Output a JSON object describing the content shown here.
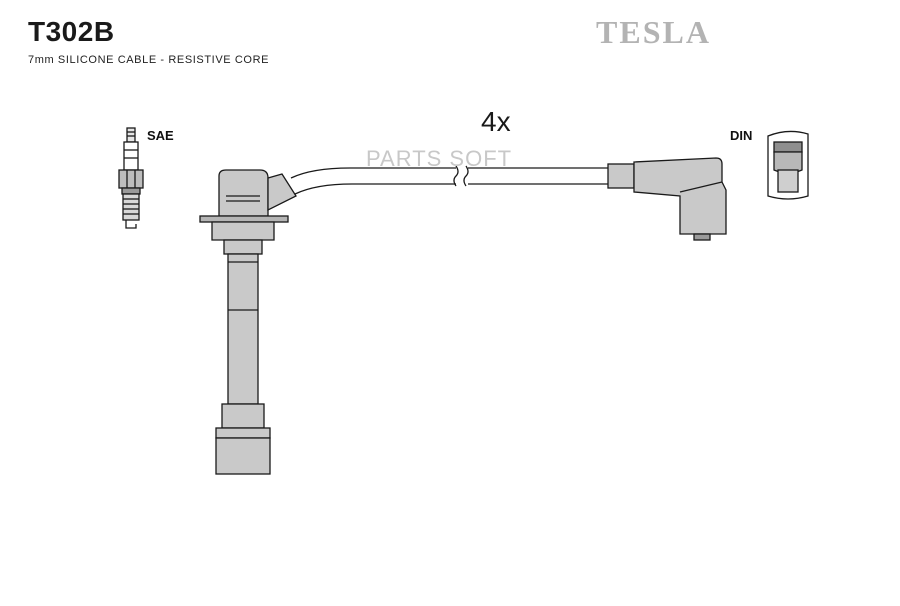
{
  "header": {
    "part_number": "T302B",
    "description": "7mm SILICONE CABLE - RESISTIVE CORE",
    "brand": "TESLA"
  },
  "diagram": {
    "quantity": "4x",
    "plug_standard_label": "SAE",
    "connector_standard_label": "DIN",
    "watermark": "PARTS SOFT",
    "colors": {
      "outline": "#1a1a1a",
      "fill": "#c9c9c9",
      "brand": "#b3b3b3"
    }
  }
}
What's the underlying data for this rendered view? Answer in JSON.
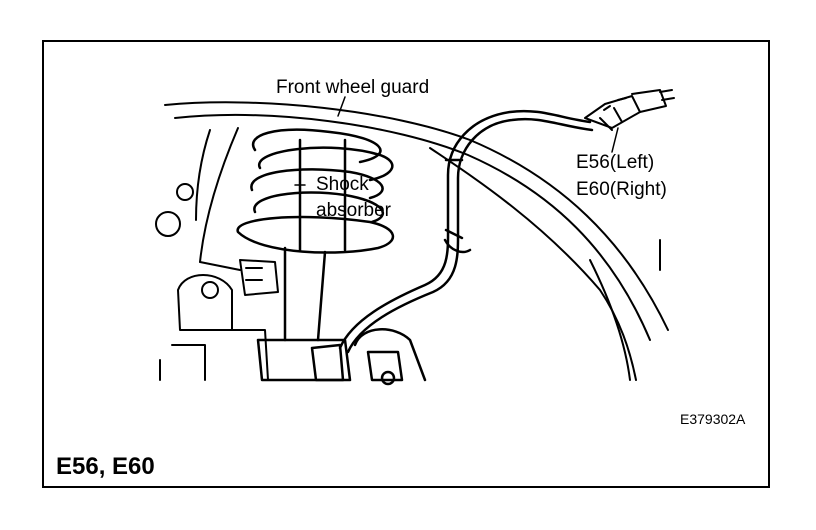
{
  "labels": {
    "front_wheel_guard": "Front wheel guard",
    "shock_absorber_line1": "Shock",
    "shock_absorber_line2": "absorber",
    "connector_left": "E56(Left)",
    "connector_right": "E60(Right)"
  },
  "figure_code": "E379302A",
  "title": "E56, E60",
  "colors": {
    "ink": "#000000",
    "background": "#ffffff"
  }
}
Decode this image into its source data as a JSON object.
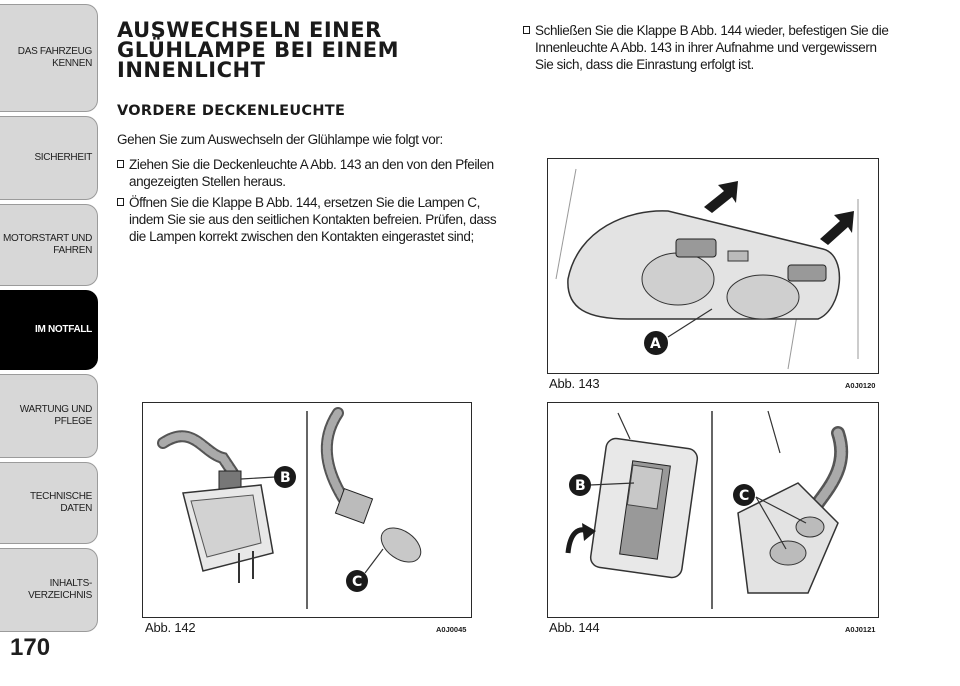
{
  "sidebar": {
    "tabs": [
      {
        "label": "DAS FAHRZEUG\nKENNEN"
      },
      {
        "label": "SICHERHEIT"
      },
      {
        "label": "MOTORSTART UND\nFAHREN"
      },
      {
        "label": "IM NOTFALL"
      },
      {
        "label": "WARTUNG UND\nPFLEGE"
      },
      {
        "label": "TECHNISCHE DATEN"
      },
      {
        "label": "INHALTS-\nVERZEICHNIS"
      }
    ],
    "active": "IM NOTFALL"
  },
  "page_number": "170",
  "heading": "AUSWECHSELN EINER GLÜHLAMPE BEI EINEM INNENLICHT",
  "subheading": "VORDERE DECKENLEUCHTE",
  "intro": "Gehen Sie zum Auswechseln der Glühlampe wie folgt vor:",
  "steps": [
    "Ziehen Sie die Deckenleuchte A Abb. 143 an den von den Pfeilen angezeigten Stellen heraus.",
    "Öffnen Sie die Klappe B Abb. 144, ersetzen Sie die Lampen C, indem Sie sie aus den seitlichen Kontakten befreien. Prüfen, dass die Lampen korrekt zwischen den Kontakten eingerastet sind;"
  ],
  "right_step": "Schließen Sie die Klappe B Abb. 144 wieder, befestigen Sie die Innenleuchte A Abb. 143 in ihrer Aufnahme und vergewissern Sie sich, dass die Einrastung erfolgt ist.",
  "figures": {
    "fig142": {
      "caption": "Abb. 142",
      "code": "A0J0045",
      "labels": [
        "B",
        "C"
      ]
    },
    "fig143": {
      "caption": "Abb. 143",
      "code": "A0J0120",
      "labels": [
        "A"
      ]
    },
    "fig144": {
      "caption": "Abb. 144",
      "code": "A0J0121",
      "labels": [
        "B",
        "C"
      ]
    }
  },
  "colors": {
    "tab_bg": "#d7d7d7",
    "tab_active": "#000000",
    "text": "#1a1a1a"
  }
}
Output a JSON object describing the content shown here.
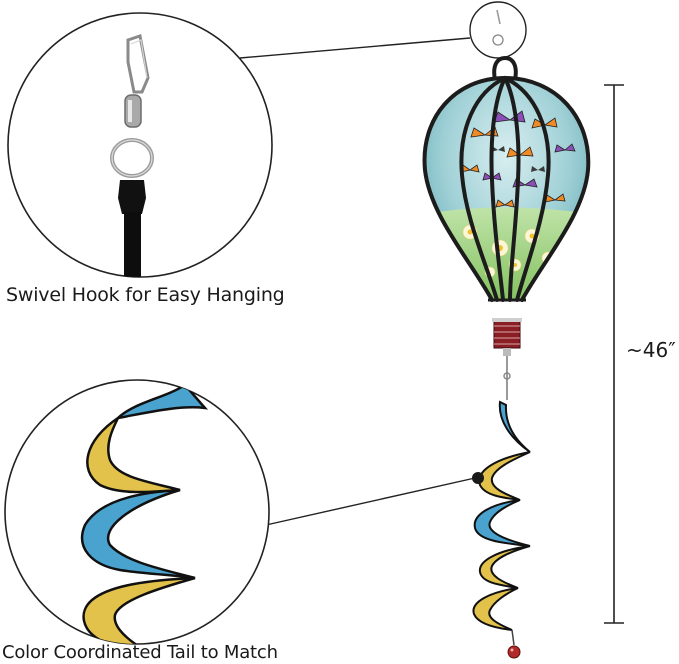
{
  "captions": {
    "hook": "Swivel Hook for Easy Hanging",
    "tail": "Color Coordinated Tail to Match"
  },
  "dimension": {
    "label": "~46″"
  },
  "colors": {
    "balloon_sky": "#8fc9cf",
    "balloon_frame": "#1c1c1c",
    "tail_yellow": "#e2c24a",
    "tail_blue": "#4aa3cf",
    "butterfly_purple": "#8b4fb8",
    "butterfly_orange": "#f08a24",
    "basket_red": "#8a1e24"
  }
}
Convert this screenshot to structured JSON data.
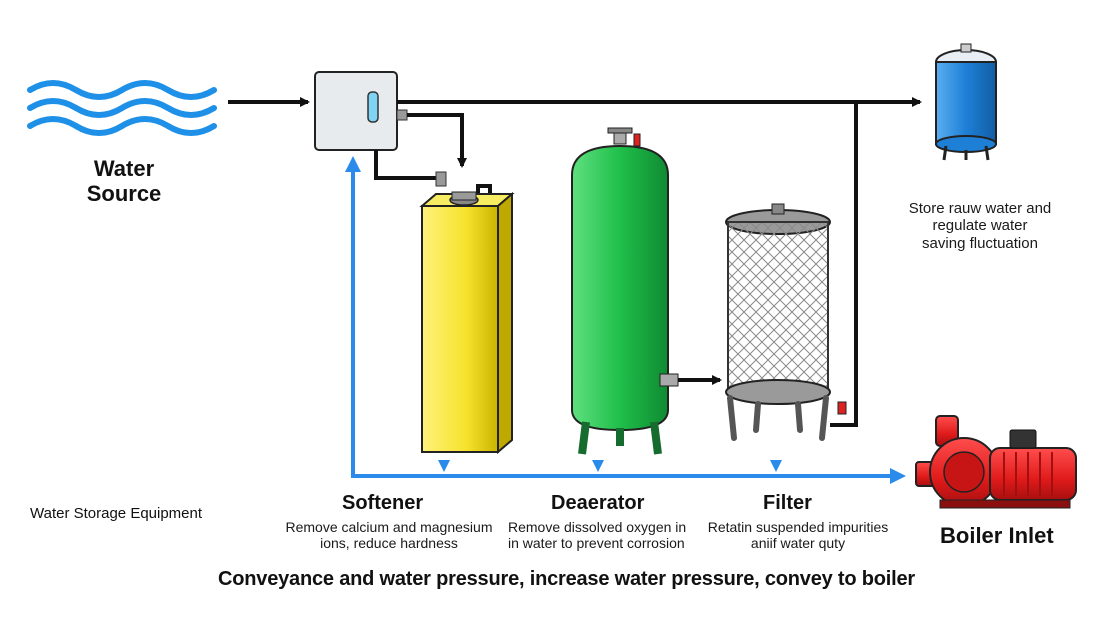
{
  "labels": {
    "water_source_line1": "Water",
    "water_source_line2": "Source",
    "storage_desc_line1": "Store rauw water and",
    "storage_desc_line2": "regulate water",
    "storage_desc_line3": "saving fluctuation",
    "water_storage_equipment": "Water Storage Equipment",
    "softener_title": "Softener",
    "softener_desc_line1": "Remove calcium and magnesium",
    "softener_desc_line2": "ions, reduce hardness",
    "deaerator_title": "Deaerator",
    "deaerator_desc_line1": "Remove dissolved oxygen in",
    "deaerator_desc_line2": "in water to prevent corrosion",
    "filter_title": "Filter",
    "filter_desc_line1": "Retatin suspended impurities",
    "filter_desc_line2": "aniif water quty",
    "boiler_inlet": "Boiler Inlet",
    "footer": "Conveyance  and water pressure, increase water pressure, convey to boiler"
  },
  "colors": {
    "water_waves": "#1e90e8",
    "softener_tank": "#f5e12a",
    "deaerator_tank": "#1fbf4a",
    "storage_tank": "#1e7fd6",
    "pump": "#e01b1b",
    "flow_line_blue": "#2b8bea",
    "pipe": "#111111"
  },
  "icons": {
    "source": "water-waves-icon",
    "control_box": "control-box-icon",
    "storage": "storage-tank-icon",
    "softener": "softener-tank-icon",
    "deaerator": "deaerator-tank-icon",
    "filter": "filter-icon",
    "pump": "pump-icon"
  }
}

Exercise brief: Set down the records in full and exactly. Do not carry over any image.

Complete answer:
Output a JSON object describing the content shown here.
{
  "header": {
    "part_number": "T302B",
    "description": "7mm SILICONE CABLE - RESISTIVE CORE",
    "brand": "TESLA"
  },
  "diagram": {
    "quantity": "4x",
    "plug_standard_label": "SAE",
    "connector_standard_label": "DIN",
    "watermark": "PARTS SOFT",
    "colors": {
      "outline": "#1a1a1a",
      "fill": "#c9c9c9",
      "brand": "#b3b3b3"
    }
  }
}
What's the underlying data for this rendered view? Answer in JSON.
{
  "labels": {
    "front_wheel_guard": "Front wheel guard",
    "shock_absorber_line1": "Shock",
    "shock_absorber_line2": "absorber",
    "connector_left": "E56(Left)",
    "connector_right": "E60(Right)"
  },
  "figure_code": "E379302A",
  "title": "E56, E60",
  "colors": {
    "ink": "#000000",
    "background": "#ffffff"
  }
}
Decode this image into its source data as a JSON object.
{
  "sidebar": {
    "tabs": [
      {
        "label": "DAS FAHRZEUG\nKENNEN"
      },
      {
        "label": "SICHERHEIT"
      },
      {
        "label": "MOTORSTART UND\nFAHREN"
      },
      {
        "label": "IM NOTFALL"
      },
      {
        "label": "WARTUNG UND\nPFLEGE"
      },
      {
        "label": "TECHNISCHE DATEN"
      },
      {
        "label": "INHALTS-\nVERZEICHNIS"
      }
    ],
    "active": "IM NOTFALL"
  },
  "page_number": "170",
  "heading": "AUSWECHSELN EINER GLÜHLAMPE BEI EINEM INNENLICHT",
  "subheading": "VORDERE DECKENLEUCHTE",
  "intro": "Gehen Sie zum Auswechseln der Glühlampe wie folgt vor:",
  "steps": [
    "Ziehen Sie die Deckenleuchte A Abb. 143 an den von den Pfeilen angezeigten Stellen heraus.",
    "Öffnen Sie die Klappe B Abb. 144, ersetzen Sie die Lampen C, indem Sie sie aus den seitlichen Kontakten befreien. Prüfen, dass die Lampen korrekt zwischen den Kontakten eingerastet sind;"
  ],
  "right_step": "Schließen Sie die Klappe B Abb. 144 wieder, befestigen Sie die Innenleuchte A Abb. 143 in ihrer Aufnahme und vergewissern Sie sich, dass die Einrastung erfolgt ist.",
  "figures": {
    "fig142": {
      "caption": "Abb. 142",
      "code": "A0J0045",
      "labels": [
        "B",
        "C"
      ]
    },
    "fig143": {
      "caption": "Abb. 143",
      "code": "A0J0120",
      "labels": [
        "A"
      ]
    },
    "fig144": {
      "caption": "Abb. 144",
      "code": "A0J0121",
      "labels": [
        "B",
        "C"
      ]
    }
  },
  "colors": {
    "tab_bg": "#d7d7d7",
    "tab_active": "#000000",
    "text": "#1a1a1a"
  }
}
Output a JSON object describing the content shown here.
{
  "captions": {
    "hook": "Swivel Hook for Easy Hanging",
    "tail": "Color Coordinated Tail to Match"
  },
  "dimension": {
    "label": "~46″"
  },
  "colors": {
    "balloon_sky": "#8fc9cf",
    "balloon_frame": "#1c1c1c",
    "tail_yellow": "#e2c24a",
    "tail_blue": "#4aa3cf",
    "butterfly_purple": "#8b4fb8",
    "butterfly_orange": "#f08a24",
    "basket_red": "#8a1e24"
  }
}
Convert this screenshot to structured JSON data.
{
  "labels": {
    "water_source_line1": "Water",
    "water_source_line2": "Source",
    "storage_desc_line1": "Store rauw water and",
    "storage_desc_line2": "regulate water",
    "storage_desc_line3": "saving fluctuation",
    "water_storage_equipment": "Water Storage Equipment",
    "softener_title": "Softener",
    "softener_desc_line1": "Remove calcium and magnesium",
    "softener_desc_line2": "ions, reduce hardness",
    "deaerator_title": "Deaerator",
    "deaerator_desc_line1": "Remove dissolved oxygen in",
    "deaerator_desc_line2": "in water to prevent corrosion",
    "filter_title": "Filter",
    "filter_desc_line1": "Retatin suspended impurities",
    "filter_desc_line2": "aniif water quty",
    "boiler_inlet": "Boiler Inlet",
    "footer": "Conveyance  and water pressure, increase water pressure, convey to boiler"
  },
  "colors": {
    "water_waves": "#1e90e8",
    "softener_tank": "#f5e12a",
    "deaerator_tank": "#1fbf4a",
    "storage_tank": "#1e7fd6",
    "pump": "#e01b1b",
    "flow_line_blue": "#2b8bea",
    "pipe": "#111111"
  },
  "icons": {
    "source": "water-waves-icon",
    "control_box": "control-box-icon",
    "storage": "storage-tank-icon",
    "softener": "softener-tank-icon",
    "deaerator": "deaerator-tank-icon",
    "filter": "filter-icon",
    "pump": "pump-icon"
  }
}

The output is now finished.